Start of RECORDS TO PROCESS

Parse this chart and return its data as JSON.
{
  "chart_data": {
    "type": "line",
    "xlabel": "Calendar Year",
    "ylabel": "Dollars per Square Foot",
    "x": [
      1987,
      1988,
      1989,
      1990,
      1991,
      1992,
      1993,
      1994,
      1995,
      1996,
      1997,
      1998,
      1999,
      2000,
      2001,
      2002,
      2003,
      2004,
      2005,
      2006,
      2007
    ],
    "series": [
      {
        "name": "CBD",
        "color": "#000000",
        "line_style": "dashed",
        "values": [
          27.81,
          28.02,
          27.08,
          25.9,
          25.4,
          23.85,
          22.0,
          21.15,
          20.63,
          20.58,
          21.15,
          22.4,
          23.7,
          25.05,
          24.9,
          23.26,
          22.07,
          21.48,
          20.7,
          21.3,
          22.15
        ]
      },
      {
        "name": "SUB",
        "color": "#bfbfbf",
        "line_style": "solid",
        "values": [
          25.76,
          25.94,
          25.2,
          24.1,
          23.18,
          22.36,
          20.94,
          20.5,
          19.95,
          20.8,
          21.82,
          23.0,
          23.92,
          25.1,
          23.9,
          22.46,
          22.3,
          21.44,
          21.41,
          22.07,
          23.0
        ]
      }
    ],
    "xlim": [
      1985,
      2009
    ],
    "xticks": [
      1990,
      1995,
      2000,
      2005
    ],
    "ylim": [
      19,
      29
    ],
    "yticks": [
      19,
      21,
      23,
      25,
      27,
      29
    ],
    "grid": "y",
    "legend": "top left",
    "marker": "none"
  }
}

End of RECORDS TO PROCESS

# AIM:
Write out the records shown above, exactly as they appear.

# COMPLETED TASK:
Parse this chart and return its data as JSON.
{
  "chart_data": {
    "type": "line",
    "xlabel": "Calendar Year",
    "ylabel": "Dollars per Square Foot",
    "x": [
      1987,
      1988,
      1989,
      1990,
      1991,
      1992,
      1993,
      1994,
      1995,
      1996,
      1997,
      1998,
      1999,
      2000,
      2001,
      2002,
      2003,
      2004,
      2005,
      2006,
      2007
    ],
    "series": [
      {
        "name": "CBD",
        "color": "#000000",
        "line_style": "dashed",
        "values": [
          27.81,
          28.02,
          27.08,
          25.9,
          25.4,
          23.85,
          22.0,
          21.15,
          20.63,
          20.58,
          21.15,
          22.4,
          23.7,
          25.05,
          24.9,
          23.26,
          22.07,
          21.48,
          20.7,
          21.3,
          22.15
        ]
      },
      {
        "name": "SUB",
        "color": "#bfbfbf",
        "line_style": "solid",
        "values": [
          25.76,
          25.94,
          25.2,
          24.1,
          23.18,
          22.36,
          20.94,
          20.5,
          19.95,
          20.8,
          21.82,
          23.0,
          23.92,
          25.1,
          23.9,
          22.46,
          22.3,
          21.44,
          21.41,
          22.07,
          23.0
        ]
      }
    ],
    "xlim": [
      1985,
      2009
    ],
    "xticks": [
      1990,
      1995,
      2000,
      2005
    ],
    "ylim": [
      19,
      29
    ],
    "yticks": [
      19,
      21,
      23,
      25,
      27,
      29
    ],
    "grid": "y",
    "legend": "top left",
    "marker": "none"
  }
}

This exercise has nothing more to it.